[Dataset listings of figures]:
────────────────────

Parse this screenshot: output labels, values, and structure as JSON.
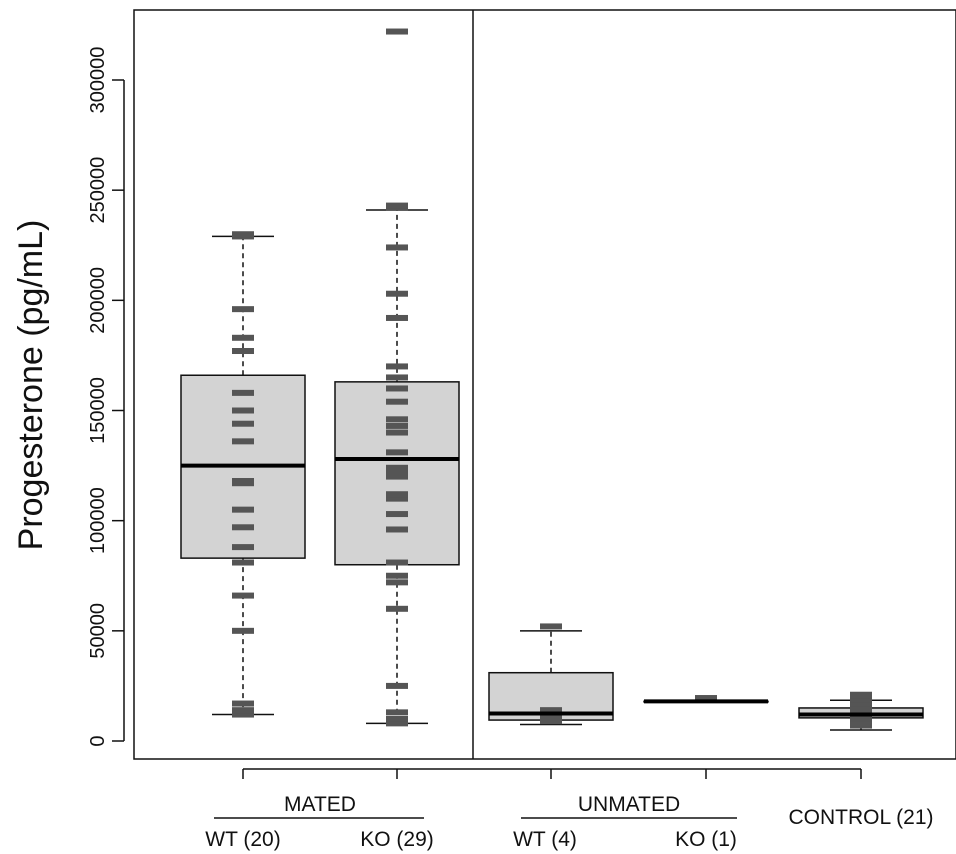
{
  "chart_data": {
    "type": "box",
    "ylabel": "Progesterone (pg/mL)",
    "xlabel": "",
    "ylim": [
      -8000,
      330000
    ],
    "yticks": [
      "0",
      "50000",
      "100000",
      "150000",
      "200000",
      "250000",
      "300000"
    ],
    "group_labels": [
      "MATED",
      "UNMATED"
    ],
    "boxes": [
      {
        "label": "WT (20)",
        "group": "MATED",
        "stats": {
          "min": 12000,
          "q1": 83000,
          "median": 125000,
          "q3": 166000,
          "max": 229000
        },
        "points": [
          12000,
          14000,
          17000,
          50000,
          66000,
          81000,
          88000,
          97000,
          105000,
          117000,
          118000,
          136000,
          144000,
          150000,
          158000,
          177000,
          183000,
          196000,
          229000,
          230000
        ]
      },
      {
        "label": "KO (29)",
        "group": "MATED",
        "stats": {
          "min": 8000,
          "q1": 80000,
          "median": 128000,
          "q3": 163000,
          "max": 241000
        },
        "points": [
          8000,
          10000,
          13000,
          25000,
          60000,
          72000,
          75000,
          81000,
          96000,
          103000,
          110000,
          112000,
          120000,
          122000,
          124000,
          131000,
          140000,
          143000,
          146000,
          154000,
          160000,
          165000,
          170000,
          192000,
          203000,
          224000,
          242000,
          243000,
          322000
        ]
      },
      {
        "label": "WT (4)",
        "group": "UNMATED",
        "stats": {
          "min": 7500,
          "q1": 9500,
          "median": 12500,
          "q3": 31000,
          "max": 50000
        },
        "points": [
          9000,
          11000,
          14000,
          52000
        ]
      },
      {
        "label": "KO (1)",
        "group": "UNMATED",
        "stats": {
          "min": 18000,
          "q1": 18000,
          "median": 18000,
          "q3": 18000,
          "max": 18000
        },
        "points": [
          19500
        ]
      },
      {
        "label": "CONTROL (21)",
        "group": "",
        "stats": {
          "min": 5000,
          "q1": 10500,
          "median": 12000,
          "q3": 15000,
          "max": 18500
        },
        "points": [
          7000,
          8000,
          9000,
          10000,
          11000,
          12000,
          12500,
          13000,
          14000,
          15000,
          16000,
          17000,
          18000,
          19000,
          20000,
          21000,
          10500,
          11500,
          13500,
          14500,
          20500
        ]
      }
    ]
  }
}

────────────────────

[Task to carry out]: Going through the entries above, tally each line that has the word "median". Answer with the number only.

[Exercise response]: 5